▸ **Material to process**
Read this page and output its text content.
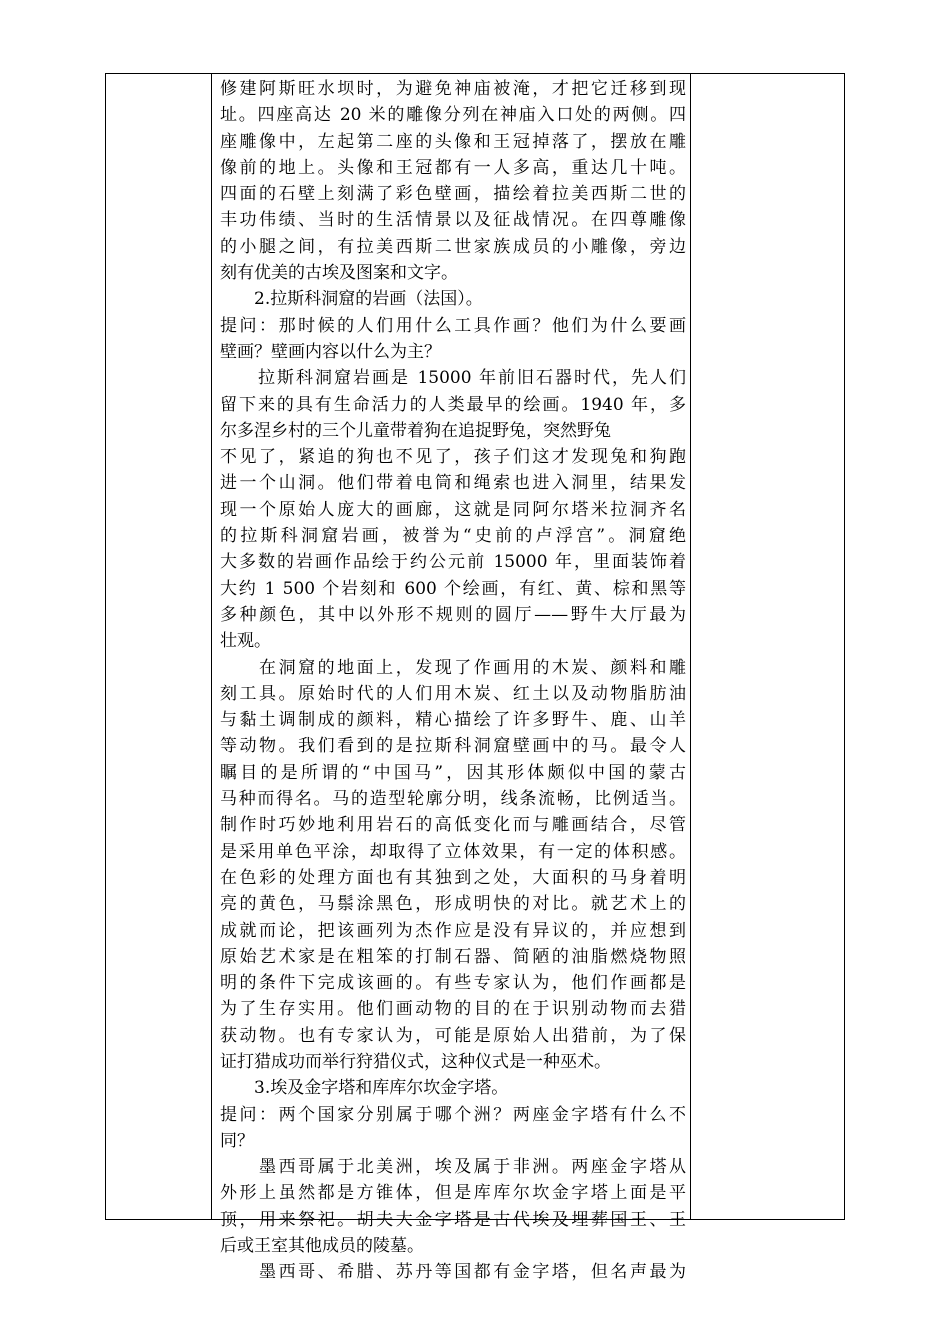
修建阿斯旺水坝时，为避免神庙被淹，才把它迁移到现
址。四座高达 20 米的雕像分列在神庙入口处的两侧。四
座雕像中，左起第二座的头像和王冠掉落了，摆放在雕
像前的地上。头像和王冠都有一人多高，重达几十吨。
四面的石壁上刻满了彩色壁画，描绘着拉美西斯二世的
丰功伟绩、当时的生活情景以及征战情况。在四尊雕像
的小腿之间，有拉美西斯二世家族成员的小雕像，旁边
刻有优美的古埃及图案和文字。
　　2.拉斯科洞窟的岩画（法国）。
提问：那时候的人们用什么工具作画？他们为什么要画
壁画？壁画内容以什么为主？
　　拉斯科洞窟岩画是 15000 年前旧石器时代，先人们
留下来的具有生命活力的人类最早的绘画。1940 年，多
尔多涅乡村的三个儿童带着狗在追捉野兔，突然野兔
不见了，紧追的狗也不见了，孩子们这才发现兔和狗跑
进一个山洞。他们带着电筒和绳索也进入洞里，结果发
现一个原始人庞大的画廊，这就是同阿尔塔米拉洞齐名
的拉斯科洞窟岩画，被誉为“史前的卢浮宫”。洞窟绝
大多数的岩画作品绘于约公元前 15000 年，里面装饰着
大约 1 500 个岩刻和 600 个绘画，有红、黄、棕和黑等
多种颜色，其中以外形不规则的圆厅——野牛大厅最为
壮观。
　　在洞窟的地面上，发现了作画用的木炭、颜料和雕
刻工具。原始时代的人们用木炭、红土以及动物脂肪油
与黏土调制成的颜料，精心描绘了许多野牛、鹿、山羊
等动物。我们看到的是拉斯科洞窟壁画中的马。最令人
瞩目的是所谓的“中国马”，因其形体颇似中国的蒙古
马种而得名。马的造型轮廓分明，线条流畅，比例适当。
制作时巧妙地利用岩石的高低变化而与雕画结合，尽管
是采用单色平涂，却取得了立体效果，有一定的体积感。
在色彩的处理方面也有其独到之处，大面积的马身着明
亮的黄色，马鬃涂黑色，形成明快的对比。就艺术上的
成就而论，把该画列为杰作应是没有异议的，并应想到
原始艺术家是在粗笨的打制石器、简陋的油脂燃烧物照
明的条件下完成该画的。有些专家认为，他们作画都是
为了生存实用。他们画动物的目的在于识别动物而去猎
获动物。也有专家认为，可能是原始人出猎前，为了保
证打猎成功而举行狩猎仪式，这种仪式是一种巫术。
　　3.埃及金字塔和库库尔坎金字塔。
提问：两个国家分别属于哪个洲？两座金字塔有什么不
同？
　　墨西哥属于北美洲，埃及属于非洲。两座金字塔从
外形上虽然都是方锥体，但是库库尔坎金字塔上面是平
顶，用来祭祀。胡夫大金字塔是古代埃及埋葬国王、王
后或王室其他成员的陵墓。
　　墨西哥、希腊、苏丹等国都有金字塔，但名声最为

▸ **Exercise**
Without the pictures, extract every entry verbatim.

▸ **Result of the exercise**
Read this page and output its text content.
修建阿斯旺水坝时，为避免神庙被淹，才把它迁移到现
址。四座高达 20 米的雕像分列在神庙入口处的两侧。四
座雕像中，左起第二座的头像和王冠掉落了，摆放在雕
像前的地上。头像和王冠都有一人多高，重达几十吨。
四面的石壁上刻满了彩色壁画，描绘着拉美西斯二世的
丰功伟绩、当时的生活情景以及征战情况。在四尊雕像
的小腿之间，有拉美西斯二世家族成员的小雕像，旁边
刻有优美的古埃及图案和文字。
　　2.拉斯科洞窟的岩画（法国）。
提问：那时候的人们用什么工具作画？他们为什么要画
壁画？壁画内容以什么为主？
　　拉斯科洞窟岩画是 15000 年前旧石器时代，先人们
留下来的具有生命活力的人类最早的绘画。1940 年，多
尔多涅乡村的三个儿童带着狗在追捉野兔，突然野兔
不见了，紧追的狗也不见了，孩子们这才发现兔和狗跑
进一个山洞。他们带着电筒和绳索也进入洞里，结果发
现一个原始人庞大的画廊，这就是同阿尔塔米拉洞齐名
的拉斯科洞窟岩画，被誉为“史前的卢浮宫”。洞窟绝
大多数的岩画作品绘于约公元前 15000 年，里面装饰着
大约 1 500 个岩刻和 600 个绘画，有红、黄、棕和黑等
多种颜色，其中以外形不规则的圆厅——野牛大厅最为
壮观。
　　在洞窟的地面上，发现了作画用的木炭、颜料和雕
刻工具。原始时代的人们用木炭、红土以及动物脂肪油
与黏土调制成的颜料，精心描绘了许多野牛、鹿、山羊
等动物。我们看到的是拉斯科洞窟壁画中的马。最令人
瞩目的是所谓的“中国马”，因其形体颇似中国的蒙古
马种而得名。马的造型轮廓分明，线条流畅，比例适当。
制作时巧妙地利用岩石的高低变化而与雕画结合，尽管
是采用单色平涂，却取得了立体效果，有一定的体积感。
在色彩的处理方面也有其独到之处，大面积的马身着明
亮的黄色，马鬃涂黑色，形成明快的对比。就艺术上的
成就而论，把该画列为杰作应是没有异议的，并应想到
原始艺术家是在粗笨的打制石器、简陋的油脂燃烧物照
明的条件下完成该画的。有些专家认为，他们作画都是
为了生存实用。他们画动物的目的在于识别动物而去猎
获动物。也有专家认为，可能是原始人出猎前，为了保
证打猎成功而举行狩猎仪式，这种仪式是一种巫术。
　　3.埃及金字塔和库库尔坎金字塔。
提问：两个国家分别属于哪个洲？两座金字塔有什么不
同？
　　墨西哥属于北美洲，埃及属于非洲。两座金字塔从
外形上虽然都是方锥体，但是库库尔坎金字塔上面是平
顶，用来祭祀。胡夫大金字塔是古代埃及埋葬国王、王
后或王室其他成员的陵墓。
　　墨西哥、希腊、苏丹等国都有金字塔，但名声最为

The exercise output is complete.